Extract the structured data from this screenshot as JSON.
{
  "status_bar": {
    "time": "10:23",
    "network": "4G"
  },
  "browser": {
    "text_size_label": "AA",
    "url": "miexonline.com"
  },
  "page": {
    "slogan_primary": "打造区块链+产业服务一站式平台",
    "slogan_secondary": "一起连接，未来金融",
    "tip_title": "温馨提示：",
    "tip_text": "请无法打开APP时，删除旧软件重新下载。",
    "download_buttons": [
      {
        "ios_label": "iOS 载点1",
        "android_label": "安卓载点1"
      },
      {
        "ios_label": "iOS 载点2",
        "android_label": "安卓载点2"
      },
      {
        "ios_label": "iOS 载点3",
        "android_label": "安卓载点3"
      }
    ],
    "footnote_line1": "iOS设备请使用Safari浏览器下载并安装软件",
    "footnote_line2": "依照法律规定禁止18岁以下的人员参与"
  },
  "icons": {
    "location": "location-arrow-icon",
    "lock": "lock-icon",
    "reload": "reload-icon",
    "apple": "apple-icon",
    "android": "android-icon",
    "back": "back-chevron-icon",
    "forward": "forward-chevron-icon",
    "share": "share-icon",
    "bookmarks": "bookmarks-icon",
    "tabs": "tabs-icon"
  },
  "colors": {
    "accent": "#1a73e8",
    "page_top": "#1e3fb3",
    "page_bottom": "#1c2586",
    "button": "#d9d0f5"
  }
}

====

# Stated exercise
Look through the lines above and collect those with the word "chevron".

# Correct output
    "back": "back-chevron-icon",
    "forward": "forward-chevron-icon",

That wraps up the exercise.